Records:
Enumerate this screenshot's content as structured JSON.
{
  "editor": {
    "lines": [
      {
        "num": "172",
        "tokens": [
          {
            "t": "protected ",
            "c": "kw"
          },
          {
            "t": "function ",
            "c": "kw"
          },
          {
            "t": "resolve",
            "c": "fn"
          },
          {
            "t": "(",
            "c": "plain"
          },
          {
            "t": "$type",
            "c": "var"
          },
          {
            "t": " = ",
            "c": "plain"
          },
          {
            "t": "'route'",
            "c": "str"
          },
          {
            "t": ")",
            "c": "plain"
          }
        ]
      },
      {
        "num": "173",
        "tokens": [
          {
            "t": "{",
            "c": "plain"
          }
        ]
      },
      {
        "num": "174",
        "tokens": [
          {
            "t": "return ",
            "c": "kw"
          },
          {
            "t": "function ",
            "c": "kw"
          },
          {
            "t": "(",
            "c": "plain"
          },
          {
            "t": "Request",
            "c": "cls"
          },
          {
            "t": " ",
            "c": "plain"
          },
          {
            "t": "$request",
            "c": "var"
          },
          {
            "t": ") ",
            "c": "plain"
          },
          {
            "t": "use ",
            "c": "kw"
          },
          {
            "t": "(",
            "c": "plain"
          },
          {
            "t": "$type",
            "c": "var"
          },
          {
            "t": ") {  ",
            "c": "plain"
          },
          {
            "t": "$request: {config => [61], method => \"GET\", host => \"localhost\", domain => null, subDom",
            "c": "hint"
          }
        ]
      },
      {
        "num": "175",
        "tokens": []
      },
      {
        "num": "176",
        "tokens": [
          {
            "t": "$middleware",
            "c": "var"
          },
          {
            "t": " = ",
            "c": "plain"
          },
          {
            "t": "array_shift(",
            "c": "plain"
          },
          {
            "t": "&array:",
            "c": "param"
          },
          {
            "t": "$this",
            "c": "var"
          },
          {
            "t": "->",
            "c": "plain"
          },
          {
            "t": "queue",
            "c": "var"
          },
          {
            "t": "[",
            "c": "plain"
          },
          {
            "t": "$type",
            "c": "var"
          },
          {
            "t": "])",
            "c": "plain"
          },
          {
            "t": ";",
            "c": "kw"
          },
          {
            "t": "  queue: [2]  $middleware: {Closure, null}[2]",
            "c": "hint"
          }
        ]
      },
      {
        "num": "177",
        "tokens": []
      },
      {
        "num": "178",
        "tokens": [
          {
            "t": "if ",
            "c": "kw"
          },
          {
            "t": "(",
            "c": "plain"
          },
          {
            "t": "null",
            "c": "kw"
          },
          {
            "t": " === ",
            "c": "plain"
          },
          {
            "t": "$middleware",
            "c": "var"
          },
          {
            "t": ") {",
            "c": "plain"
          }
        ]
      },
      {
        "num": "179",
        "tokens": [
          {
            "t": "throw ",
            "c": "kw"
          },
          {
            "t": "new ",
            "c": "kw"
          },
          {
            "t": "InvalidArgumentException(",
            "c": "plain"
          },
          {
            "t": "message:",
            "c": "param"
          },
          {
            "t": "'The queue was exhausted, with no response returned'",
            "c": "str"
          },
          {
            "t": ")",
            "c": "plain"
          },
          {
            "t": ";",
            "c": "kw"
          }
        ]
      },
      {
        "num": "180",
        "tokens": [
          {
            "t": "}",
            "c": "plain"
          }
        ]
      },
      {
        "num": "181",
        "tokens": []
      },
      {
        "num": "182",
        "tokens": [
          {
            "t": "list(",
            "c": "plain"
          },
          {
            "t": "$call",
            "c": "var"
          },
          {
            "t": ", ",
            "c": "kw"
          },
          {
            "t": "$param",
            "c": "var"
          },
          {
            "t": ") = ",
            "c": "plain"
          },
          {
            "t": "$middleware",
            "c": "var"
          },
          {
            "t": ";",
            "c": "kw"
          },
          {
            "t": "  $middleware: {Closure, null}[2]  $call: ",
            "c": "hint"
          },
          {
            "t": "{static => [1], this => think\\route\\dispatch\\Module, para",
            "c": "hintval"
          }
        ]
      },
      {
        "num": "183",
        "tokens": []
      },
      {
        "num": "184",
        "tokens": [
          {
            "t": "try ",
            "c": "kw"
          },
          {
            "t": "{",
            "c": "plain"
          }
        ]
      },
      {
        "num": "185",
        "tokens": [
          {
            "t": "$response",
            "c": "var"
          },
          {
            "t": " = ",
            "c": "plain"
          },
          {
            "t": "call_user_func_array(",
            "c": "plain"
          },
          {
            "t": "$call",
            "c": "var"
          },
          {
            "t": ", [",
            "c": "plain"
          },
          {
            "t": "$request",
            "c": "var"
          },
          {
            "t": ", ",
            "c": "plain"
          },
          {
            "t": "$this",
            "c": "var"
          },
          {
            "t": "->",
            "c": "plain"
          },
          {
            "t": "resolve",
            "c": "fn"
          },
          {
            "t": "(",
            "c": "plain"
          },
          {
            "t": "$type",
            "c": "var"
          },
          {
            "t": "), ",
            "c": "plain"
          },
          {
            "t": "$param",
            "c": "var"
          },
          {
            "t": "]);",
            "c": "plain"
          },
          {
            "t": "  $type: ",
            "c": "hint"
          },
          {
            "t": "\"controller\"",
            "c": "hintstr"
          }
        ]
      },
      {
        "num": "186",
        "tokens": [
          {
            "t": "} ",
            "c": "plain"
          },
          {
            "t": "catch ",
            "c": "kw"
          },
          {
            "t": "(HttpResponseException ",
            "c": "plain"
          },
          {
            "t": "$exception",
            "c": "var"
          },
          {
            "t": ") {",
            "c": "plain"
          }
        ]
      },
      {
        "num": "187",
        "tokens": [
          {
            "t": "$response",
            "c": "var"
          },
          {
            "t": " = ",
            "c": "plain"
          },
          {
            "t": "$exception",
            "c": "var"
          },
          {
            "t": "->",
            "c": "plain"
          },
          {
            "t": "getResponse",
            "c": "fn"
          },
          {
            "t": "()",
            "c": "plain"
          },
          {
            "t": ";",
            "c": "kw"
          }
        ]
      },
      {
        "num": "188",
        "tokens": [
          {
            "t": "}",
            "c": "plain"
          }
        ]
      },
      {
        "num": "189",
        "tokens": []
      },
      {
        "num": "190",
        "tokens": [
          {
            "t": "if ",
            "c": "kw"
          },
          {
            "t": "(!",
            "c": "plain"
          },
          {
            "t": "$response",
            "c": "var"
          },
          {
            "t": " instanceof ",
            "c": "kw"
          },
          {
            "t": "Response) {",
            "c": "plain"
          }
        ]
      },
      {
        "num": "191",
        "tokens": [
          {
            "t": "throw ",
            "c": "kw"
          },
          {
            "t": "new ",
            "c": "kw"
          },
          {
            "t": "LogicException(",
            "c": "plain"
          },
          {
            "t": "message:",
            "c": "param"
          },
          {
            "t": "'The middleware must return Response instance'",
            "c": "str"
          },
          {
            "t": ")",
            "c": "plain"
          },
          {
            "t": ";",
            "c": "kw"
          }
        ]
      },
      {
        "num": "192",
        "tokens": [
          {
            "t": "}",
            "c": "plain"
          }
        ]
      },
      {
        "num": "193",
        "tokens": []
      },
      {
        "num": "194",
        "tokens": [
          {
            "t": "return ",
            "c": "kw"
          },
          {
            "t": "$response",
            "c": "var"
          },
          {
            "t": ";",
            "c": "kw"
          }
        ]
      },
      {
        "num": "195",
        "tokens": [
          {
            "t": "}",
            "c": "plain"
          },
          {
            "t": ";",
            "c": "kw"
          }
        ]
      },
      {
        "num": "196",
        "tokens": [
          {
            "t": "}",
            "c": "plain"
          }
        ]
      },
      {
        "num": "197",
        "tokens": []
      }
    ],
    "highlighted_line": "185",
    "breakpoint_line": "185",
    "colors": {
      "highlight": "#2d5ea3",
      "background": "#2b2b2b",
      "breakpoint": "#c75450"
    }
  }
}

What you need to do: Produce an exact copy of every entry above.

Exercise output:
Enumerate this screenshot's content as structured JSON.
{
  "editor": {
    "lines": [
      {
        "num": "172",
        "tokens": [
          {
            "t": "protected ",
            "c": "kw"
          },
          {
            "t": "function ",
            "c": "kw"
          },
          {
            "t": "resolve",
            "c": "fn"
          },
          {
            "t": "(",
            "c": "plain"
          },
          {
            "t": "$type",
            "c": "var"
          },
          {
            "t": " = ",
            "c": "plain"
          },
          {
            "t": "'route'",
            "c": "str"
          },
          {
            "t": ")",
            "c": "plain"
          }
        ]
      },
      {
        "num": "173",
        "tokens": [
          {
            "t": "{",
            "c": "plain"
          }
        ]
      },
      {
        "num": "174",
        "tokens": [
          {
            "t": "return ",
            "c": "kw"
          },
          {
            "t": "function ",
            "c": "kw"
          },
          {
            "t": "(",
            "c": "plain"
          },
          {
            "t": "Request",
            "c": "cls"
          },
          {
            "t": " ",
            "c": "plain"
          },
          {
            "t": "$request",
            "c": "var"
          },
          {
            "t": ") ",
            "c": "plain"
          },
          {
            "t": "use ",
            "c": "kw"
          },
          {
            "t": "(",
            "c": "plain"
          },
          {
            "t": "$type",
            "c": "var"
          },
          {
            "t": ") {  ",
            "c": "plain"
          },
          {
            "t": "$request: {config => [61], method => \"GET\", host => \"localhost\", domain => null, subDom",
            "c": "hint"
          }
        ]
      },
      {
        "num": "175",
        "tokens": []
      },
      {
        "num": "176",
        "tokens": [
          {
            "t": "$middleware",
            "c": "var"
          },
          {
            "t": " = ",
            "c": "plain"
          },
          {
            "t": "array_shift(",
            "c": "plain"
          },
          {
            "t": "&array:",
            "c": "param"
          },
          {
            "t": "$this",
            "c": "var"
          },
          {
            "t": "->",
            "c": "plain"
          },
          {
            "t": "queue",
            "c": "var"
          },
          {
            "t": "[",
            "c": "plain"
          },
          {
            "t": "$type",
            "c": "var"
          },
          {
            "t": "])",
            "c": "plain"
          },
          {
            "t": ";",
            "c": "kw"
          },
          {
            "t": "  queue: [2]  $middleware: {Closure, null}[2]",
            "c": "hint"
          }
        ]
      },
      {
        "num": "177",
        "tokens": []
      },
      {
        "num": "178",
        "tokens": [
          {
            "t": "if ",
            "c": "kw"
          },
          {
            "t": "(",
            "c": "plain"
          },
          {
            "t": "null",
            "c": "kw"
          },
          {
            "t": " === ",
            "c": "plain"
          },
          {
            "t": "$middleware",
            "c": "var"
          },
          {
            "t": ") {",
            "c": "plain"
          }
        ]
      },
      {
        "num": "179",
        "tokens": [
          {
            "t": "throw ",
            "c": "kw"
          },
          {
            "t": "new ",
            "c": "kw"
          },
          {
            "t": "InvalidArgumentException(",
            "c": "plain"
          },
          {
            "t": "message:",
            "c": "param"
          },
          {
            "t": "'The queue was exhausted, with no response returned'",
            "c": "str"
          },
          {
            "t": ")",
            "c": "plain"
          },
          {
            "t": ";",
            "c": "kw"
          }
        ]
      },
      {
        "num": "180",
        "tokens": [
          {
            "t": "}",
            "c": "plain"
          }
        ]
      },
      {
        "num": "181",
        "tokens": []
      },
      {
        "num": "182",
        "tokens": [
          {
            "t": "list(",
            "c": "plain"
          },
          {
            "t": "$call",
            "c": "var"
          },
          {
            "t": ", ",
            "c": "kw"
          },
          {
            "t": "$param",
            "c": "var"
          },
          {
            "t": ") = ",
            "c": "plain"
          },
          {
            "t": "$middleware",
            "c": "var"
          },
          {
            "t": ";",
            "c": "kw"
          },
          {
            "t": "  $middleware: {Closure, null}[2]  $call: ",
            "c": "hint"
          },
          {
            "t": "{static => [1], this => think\\route\\dispatch\\Module, para",
            "c": "hintval"
          }
        ]
      },
      {
        "num": "183",
        "tokens": []
      },
      {
        "num": "184",
        "tokens": [
          {
            "t": "try ",
            "c": "kw"
          },
          {
            "t": "{",
            "c": "plain"
          }
        ]
      },
      {
        "num": "185",
        "tokens": [
          {
            "t": "$response",
            "c": "var"
          },
          {
            "t": " = ",
            "c": "plain"
          },
          {
            "t": "call_user_func_array(",
            "c": "plain"
          },
          {
            "t": "$call",
            "c": "var"
          },
          {
            "t": ", [",
            "c": "plain"
          },
          {
            "t": "$request",
            "c": "var"
          },
          {
            "t": ", ",
            "c": "plain"
          },
          {
            "t": "$this",
            "c": "var"
          },
          {
            "t": "->",
            "c": "plain"
          },
          {
            "t": "resolve",
            "c": "fn"
          },
          {
            "t": "(",
            "c": "plain"
          },
          {
            "t": "$type",
            "c": "var"
          },
          {
            "t": "), ",
            "c": "plain"
          },
          {
            "t": "$param",
            "c": "var"
          },
          {
            "t": "]);",
            "c": "plain"
          },
          {
            "t": "  $type: ",
            "c": "hint"
          },
          {
            "t": "\"controller\"",
            "c": "hintstr"
          }
        ]
      },
      {
        "num": "186",
        "tokens": [
          {
            "t": "} ",
            "c": "plain"
          },
          {
            "t": "catch ",
            "c": "kw"
          },
          {
            "t": "(HttpResponseException ",
            "c": "plain"
          },
          {
            "t": "$exception",
            "c": "var"
          },
          {
            "t": ") {",
            "c": "plain"
          }
        ]
      },
      {
        "num": "187",
        "tokens": [
          {
            "t": "$response",
            "c": "var"
          },
          {
            "t": " = ",
            "c": "plain"
          },
          {
            "t": "$exception",
            "c": "var"
          },
          {
            "t": "->",
            "c": "plain"
          },
          {
            "t": "getResponse",
            "c": "fn"
          },
          {
            "t": "()",
            "c": "plain"
          },
          {
            "t": ";",
            "c": "kw"
          }
        ]
      },
      {
        "num": "188",
        "tokens": [
          {
            "t": "}",
            "c": "plain"
          }
        ]
      },
      {
        "num": "189",
        "tokens": []
      },
      {
        "num": "190",
        "tokens": [
          {
            "t": "if ",
            "c": "kw"
          },
          {
            "t": "(!",
            "c": "plain"
          },
          {
            "t": "$response",
            "c": "var"
          },
          {
            "t": " instanceof ",
            "c": "kw"
          },
          {
            "t": "Response) {",
            "c": "plain"
          }
        ]
      },
      {
        "num": "191",
        "tokens": [
          {
            "t": "throw ",
            "c": "kw"
          },
          {
            "t": "new ",
            "c": "kw"
          },
          {
            "t": "LogicException(",
            "c": "plain"
          },
          {
            "t": "message:",
            "c": "param"
          },
          {
            "t": "'The middleware must return Response instance'",
            "c": "str"
          },
          {
            "t": ")",
            "c": "plain"
          },
          {
            "t": ";",
            "c": "kw"
          }
        ]
      },
      {
        "num": "192",
        "tokens": [
          {
            "t": "}",
            "c": "plain"
          }
        ]
      },
      {
        "num": "193",
        "tokens": []
      },
      {
        "num": "194",
        "tokens": [
          {
            "t": "return ",
            "c": "kw"
          },
          {
            "t": "$response",
            "c": "var"
          },
          {
            "t": ";",
            "c": "kw"
          }
        ]
      },
      {
        "num": "195",
        "tokens": [
          {
            "t": "}",
            "c": "plain"
          },
          {
            "t": ";",
            "c": "kw"
          }
        ]
      },
      {
        "num": "196",
        "tokens": [
          {
            "t": "}",
            "c": "plain"
          }
        ]
      },
      {
        "num": "197",
        "tokens": []
      }
    ],
    "highlighted_line": "185",
    "breakpoint_line": "185",
    "colors": {
      "highlight": "#2d5ea3",
      "background": "#2b2b2b",
      "breakpoint": "#c75450"
    }
  }
}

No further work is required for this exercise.